Show each line that has the string "قوتك" in it.

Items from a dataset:
- - -

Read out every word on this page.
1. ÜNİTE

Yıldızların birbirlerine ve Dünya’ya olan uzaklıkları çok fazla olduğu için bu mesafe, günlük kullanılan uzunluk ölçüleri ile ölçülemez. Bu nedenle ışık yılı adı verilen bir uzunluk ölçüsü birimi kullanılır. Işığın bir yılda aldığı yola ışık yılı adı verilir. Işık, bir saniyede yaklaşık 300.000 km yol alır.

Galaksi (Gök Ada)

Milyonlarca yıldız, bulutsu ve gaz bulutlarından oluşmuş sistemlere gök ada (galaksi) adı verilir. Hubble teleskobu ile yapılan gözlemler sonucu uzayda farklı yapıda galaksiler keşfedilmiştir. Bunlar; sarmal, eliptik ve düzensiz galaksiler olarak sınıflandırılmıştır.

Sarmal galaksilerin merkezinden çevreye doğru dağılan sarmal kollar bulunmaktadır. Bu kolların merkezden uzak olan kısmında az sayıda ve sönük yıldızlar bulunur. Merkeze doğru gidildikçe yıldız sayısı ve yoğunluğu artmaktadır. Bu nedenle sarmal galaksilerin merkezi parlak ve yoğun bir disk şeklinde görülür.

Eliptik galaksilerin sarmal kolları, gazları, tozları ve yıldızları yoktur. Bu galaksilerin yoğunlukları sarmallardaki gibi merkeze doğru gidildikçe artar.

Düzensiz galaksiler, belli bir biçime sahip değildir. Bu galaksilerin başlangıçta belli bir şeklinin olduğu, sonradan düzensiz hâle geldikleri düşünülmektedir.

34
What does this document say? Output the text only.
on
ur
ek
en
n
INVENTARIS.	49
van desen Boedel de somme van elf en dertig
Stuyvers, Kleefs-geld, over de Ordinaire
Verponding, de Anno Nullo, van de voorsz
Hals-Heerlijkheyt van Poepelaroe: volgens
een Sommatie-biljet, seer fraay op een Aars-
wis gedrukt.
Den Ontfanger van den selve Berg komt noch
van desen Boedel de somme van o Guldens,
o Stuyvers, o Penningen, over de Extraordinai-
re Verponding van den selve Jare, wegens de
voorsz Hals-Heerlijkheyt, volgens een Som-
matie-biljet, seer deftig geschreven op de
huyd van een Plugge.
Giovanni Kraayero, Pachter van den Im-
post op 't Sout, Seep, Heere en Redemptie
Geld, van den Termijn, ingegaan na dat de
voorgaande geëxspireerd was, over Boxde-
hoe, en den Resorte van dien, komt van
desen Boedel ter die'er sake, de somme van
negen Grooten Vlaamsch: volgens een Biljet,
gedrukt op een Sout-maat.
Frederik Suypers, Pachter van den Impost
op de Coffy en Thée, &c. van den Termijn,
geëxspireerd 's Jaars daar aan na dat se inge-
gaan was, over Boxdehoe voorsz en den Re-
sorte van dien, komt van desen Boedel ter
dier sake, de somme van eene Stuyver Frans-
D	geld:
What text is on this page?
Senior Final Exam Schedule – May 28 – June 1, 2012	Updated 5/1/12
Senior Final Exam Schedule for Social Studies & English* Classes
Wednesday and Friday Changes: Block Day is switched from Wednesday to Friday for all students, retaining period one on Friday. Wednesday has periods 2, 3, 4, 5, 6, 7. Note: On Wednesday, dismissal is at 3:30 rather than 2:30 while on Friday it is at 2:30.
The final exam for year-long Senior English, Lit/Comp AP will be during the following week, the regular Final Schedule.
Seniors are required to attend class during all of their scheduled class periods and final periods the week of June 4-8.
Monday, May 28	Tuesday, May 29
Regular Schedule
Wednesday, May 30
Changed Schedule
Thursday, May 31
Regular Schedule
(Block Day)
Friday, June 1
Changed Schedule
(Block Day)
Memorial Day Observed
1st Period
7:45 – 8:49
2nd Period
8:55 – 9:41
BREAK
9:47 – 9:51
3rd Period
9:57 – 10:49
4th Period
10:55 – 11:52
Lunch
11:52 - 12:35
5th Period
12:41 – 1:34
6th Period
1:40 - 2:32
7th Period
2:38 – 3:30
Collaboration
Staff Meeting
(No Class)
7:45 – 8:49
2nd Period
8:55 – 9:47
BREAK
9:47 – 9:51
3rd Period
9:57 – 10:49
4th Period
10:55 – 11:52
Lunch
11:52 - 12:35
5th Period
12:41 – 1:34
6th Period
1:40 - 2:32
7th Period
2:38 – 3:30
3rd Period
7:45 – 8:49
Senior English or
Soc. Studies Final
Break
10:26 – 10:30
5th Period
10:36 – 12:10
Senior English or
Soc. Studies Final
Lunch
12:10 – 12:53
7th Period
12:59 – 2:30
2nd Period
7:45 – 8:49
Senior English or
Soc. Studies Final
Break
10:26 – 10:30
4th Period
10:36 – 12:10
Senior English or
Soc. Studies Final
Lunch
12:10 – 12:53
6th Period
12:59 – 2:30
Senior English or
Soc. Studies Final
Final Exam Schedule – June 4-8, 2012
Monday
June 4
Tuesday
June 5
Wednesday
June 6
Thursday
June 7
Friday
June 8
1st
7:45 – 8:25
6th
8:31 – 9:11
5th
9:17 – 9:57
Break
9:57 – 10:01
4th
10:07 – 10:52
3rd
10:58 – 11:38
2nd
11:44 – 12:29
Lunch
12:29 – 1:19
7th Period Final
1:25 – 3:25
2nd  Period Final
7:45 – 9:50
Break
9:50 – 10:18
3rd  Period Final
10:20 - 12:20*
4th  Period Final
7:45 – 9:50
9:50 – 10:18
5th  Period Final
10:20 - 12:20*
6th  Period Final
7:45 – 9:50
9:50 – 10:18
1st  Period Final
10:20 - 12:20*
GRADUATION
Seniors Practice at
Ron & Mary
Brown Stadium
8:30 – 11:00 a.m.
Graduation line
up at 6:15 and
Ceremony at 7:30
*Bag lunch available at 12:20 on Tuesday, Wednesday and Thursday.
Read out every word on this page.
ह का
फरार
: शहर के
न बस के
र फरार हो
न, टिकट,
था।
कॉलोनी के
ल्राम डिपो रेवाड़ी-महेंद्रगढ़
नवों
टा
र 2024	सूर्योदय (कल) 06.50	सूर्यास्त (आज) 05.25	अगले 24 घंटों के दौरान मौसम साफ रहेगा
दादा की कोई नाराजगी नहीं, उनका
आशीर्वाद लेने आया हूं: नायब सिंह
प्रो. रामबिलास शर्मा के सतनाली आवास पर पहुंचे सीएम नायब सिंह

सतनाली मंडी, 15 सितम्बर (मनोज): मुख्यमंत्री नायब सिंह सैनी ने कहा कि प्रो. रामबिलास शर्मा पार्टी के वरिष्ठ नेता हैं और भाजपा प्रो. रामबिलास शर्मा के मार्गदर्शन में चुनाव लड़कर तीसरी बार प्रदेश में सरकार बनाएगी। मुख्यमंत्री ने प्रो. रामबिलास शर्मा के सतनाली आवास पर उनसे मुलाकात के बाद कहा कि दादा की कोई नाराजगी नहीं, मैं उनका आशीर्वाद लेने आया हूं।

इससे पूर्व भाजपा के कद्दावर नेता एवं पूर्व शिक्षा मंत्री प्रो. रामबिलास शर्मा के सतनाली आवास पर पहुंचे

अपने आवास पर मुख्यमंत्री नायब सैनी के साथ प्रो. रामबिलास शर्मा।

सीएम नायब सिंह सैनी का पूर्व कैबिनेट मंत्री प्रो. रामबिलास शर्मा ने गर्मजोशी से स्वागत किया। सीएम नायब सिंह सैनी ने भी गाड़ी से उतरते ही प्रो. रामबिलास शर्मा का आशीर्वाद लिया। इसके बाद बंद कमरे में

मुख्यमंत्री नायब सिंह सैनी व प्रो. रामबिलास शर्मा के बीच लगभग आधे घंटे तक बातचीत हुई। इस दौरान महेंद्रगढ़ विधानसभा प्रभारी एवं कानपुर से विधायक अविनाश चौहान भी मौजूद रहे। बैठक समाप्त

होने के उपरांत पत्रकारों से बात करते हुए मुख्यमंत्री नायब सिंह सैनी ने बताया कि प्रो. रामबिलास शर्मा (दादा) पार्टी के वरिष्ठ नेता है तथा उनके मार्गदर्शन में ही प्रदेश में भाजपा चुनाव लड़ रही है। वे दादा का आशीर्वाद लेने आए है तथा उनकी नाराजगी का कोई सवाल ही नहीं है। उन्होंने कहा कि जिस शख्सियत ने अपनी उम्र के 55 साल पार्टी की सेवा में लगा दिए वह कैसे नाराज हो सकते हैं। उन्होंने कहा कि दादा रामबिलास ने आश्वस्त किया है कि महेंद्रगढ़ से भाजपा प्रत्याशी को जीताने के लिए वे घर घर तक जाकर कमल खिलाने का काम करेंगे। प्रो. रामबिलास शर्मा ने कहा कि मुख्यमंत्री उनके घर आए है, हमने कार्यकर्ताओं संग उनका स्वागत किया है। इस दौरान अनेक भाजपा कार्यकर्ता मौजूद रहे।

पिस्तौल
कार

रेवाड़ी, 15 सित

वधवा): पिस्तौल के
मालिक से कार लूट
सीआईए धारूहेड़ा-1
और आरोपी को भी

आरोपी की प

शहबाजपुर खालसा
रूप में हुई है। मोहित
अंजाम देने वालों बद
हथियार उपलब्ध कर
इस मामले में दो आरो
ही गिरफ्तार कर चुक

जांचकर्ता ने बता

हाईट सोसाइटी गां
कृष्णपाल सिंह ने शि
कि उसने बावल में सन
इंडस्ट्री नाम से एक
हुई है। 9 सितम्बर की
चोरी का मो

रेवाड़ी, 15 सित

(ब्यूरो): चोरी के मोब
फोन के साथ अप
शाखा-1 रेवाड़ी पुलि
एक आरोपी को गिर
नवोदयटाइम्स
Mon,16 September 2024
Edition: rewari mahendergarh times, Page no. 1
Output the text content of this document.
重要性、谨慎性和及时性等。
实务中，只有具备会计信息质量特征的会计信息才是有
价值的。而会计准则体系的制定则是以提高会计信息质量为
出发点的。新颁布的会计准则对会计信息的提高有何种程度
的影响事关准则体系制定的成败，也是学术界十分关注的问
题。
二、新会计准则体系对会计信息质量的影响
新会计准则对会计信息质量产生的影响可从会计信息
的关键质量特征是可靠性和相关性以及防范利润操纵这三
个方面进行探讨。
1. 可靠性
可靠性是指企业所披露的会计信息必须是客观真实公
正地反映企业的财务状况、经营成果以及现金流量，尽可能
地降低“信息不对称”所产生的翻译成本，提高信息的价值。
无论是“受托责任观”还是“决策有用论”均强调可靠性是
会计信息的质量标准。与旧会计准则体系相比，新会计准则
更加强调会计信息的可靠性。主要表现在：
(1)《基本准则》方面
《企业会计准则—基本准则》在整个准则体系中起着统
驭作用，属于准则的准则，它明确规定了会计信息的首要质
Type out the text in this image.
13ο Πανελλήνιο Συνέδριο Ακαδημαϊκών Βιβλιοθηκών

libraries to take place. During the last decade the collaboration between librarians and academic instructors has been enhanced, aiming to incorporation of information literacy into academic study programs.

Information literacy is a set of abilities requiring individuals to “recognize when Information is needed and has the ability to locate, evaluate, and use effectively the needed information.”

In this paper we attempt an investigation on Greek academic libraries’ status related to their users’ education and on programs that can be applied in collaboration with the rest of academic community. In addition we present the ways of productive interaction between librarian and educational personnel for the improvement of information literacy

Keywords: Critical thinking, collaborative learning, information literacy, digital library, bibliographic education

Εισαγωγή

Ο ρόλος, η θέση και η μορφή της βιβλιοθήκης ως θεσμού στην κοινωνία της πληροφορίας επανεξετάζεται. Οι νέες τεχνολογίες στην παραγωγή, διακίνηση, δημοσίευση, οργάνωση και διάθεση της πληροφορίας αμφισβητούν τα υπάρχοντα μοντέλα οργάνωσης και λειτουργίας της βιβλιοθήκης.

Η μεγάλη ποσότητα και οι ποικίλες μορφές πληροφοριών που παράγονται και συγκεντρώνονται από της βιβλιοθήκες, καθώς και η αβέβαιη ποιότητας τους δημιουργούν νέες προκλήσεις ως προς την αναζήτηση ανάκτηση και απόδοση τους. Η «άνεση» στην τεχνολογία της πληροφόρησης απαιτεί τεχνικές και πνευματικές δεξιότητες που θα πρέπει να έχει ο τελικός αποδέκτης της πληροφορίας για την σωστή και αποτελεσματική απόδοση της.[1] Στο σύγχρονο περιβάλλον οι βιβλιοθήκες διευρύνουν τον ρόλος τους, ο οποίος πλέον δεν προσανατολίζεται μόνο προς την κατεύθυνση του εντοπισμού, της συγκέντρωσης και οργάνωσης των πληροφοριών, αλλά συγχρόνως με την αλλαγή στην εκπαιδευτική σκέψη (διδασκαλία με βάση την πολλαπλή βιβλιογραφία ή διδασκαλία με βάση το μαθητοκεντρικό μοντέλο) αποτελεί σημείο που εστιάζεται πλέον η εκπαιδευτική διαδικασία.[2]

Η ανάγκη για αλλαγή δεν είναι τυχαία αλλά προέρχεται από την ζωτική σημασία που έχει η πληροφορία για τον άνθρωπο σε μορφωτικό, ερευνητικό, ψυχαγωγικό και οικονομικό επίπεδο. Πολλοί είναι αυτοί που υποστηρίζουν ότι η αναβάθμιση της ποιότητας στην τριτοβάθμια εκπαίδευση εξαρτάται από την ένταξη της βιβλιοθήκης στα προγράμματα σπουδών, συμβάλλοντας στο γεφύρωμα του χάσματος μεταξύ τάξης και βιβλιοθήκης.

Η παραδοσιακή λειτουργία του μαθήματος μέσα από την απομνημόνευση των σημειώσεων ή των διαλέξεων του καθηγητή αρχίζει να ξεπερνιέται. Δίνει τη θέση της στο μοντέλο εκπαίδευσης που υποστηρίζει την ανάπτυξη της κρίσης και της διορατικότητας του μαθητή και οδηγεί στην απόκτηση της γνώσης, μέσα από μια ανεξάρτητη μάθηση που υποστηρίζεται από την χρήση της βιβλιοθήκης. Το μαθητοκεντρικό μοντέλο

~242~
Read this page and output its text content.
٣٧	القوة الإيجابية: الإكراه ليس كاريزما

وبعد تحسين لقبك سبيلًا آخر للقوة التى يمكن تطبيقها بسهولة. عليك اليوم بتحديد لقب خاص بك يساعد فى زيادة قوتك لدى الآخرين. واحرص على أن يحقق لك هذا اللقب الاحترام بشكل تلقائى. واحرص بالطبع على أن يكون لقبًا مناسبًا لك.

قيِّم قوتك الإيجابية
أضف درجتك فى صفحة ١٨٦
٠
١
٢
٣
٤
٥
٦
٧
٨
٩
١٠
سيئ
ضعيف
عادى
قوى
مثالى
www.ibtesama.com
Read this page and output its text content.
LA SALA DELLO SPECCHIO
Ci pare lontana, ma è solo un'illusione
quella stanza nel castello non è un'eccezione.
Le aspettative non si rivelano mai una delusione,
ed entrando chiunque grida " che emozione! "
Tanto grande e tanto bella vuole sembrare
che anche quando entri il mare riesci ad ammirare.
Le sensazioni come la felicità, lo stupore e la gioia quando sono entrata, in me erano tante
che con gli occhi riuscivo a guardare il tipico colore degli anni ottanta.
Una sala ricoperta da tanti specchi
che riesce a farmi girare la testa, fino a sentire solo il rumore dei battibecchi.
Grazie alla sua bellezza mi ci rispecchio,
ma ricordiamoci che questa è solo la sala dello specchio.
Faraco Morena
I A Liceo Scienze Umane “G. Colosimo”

- - -

» **Solution to the problem**:
وبعد تحسين لقبك سبيلًا آخر للقوة التى يمكن تطبيقها بسهولة. عليك اليوم بتحديد لقب خاص بك يساعد فى زيادة قوتك لدى الآخرين. واحرص على أن يحقق لك هذا اللقب الاحترام بشكل تلقائى. واحرص بالطبع على أن يكون لقبًا مناسبًا لك.
قيِّم قوتك الإيجابية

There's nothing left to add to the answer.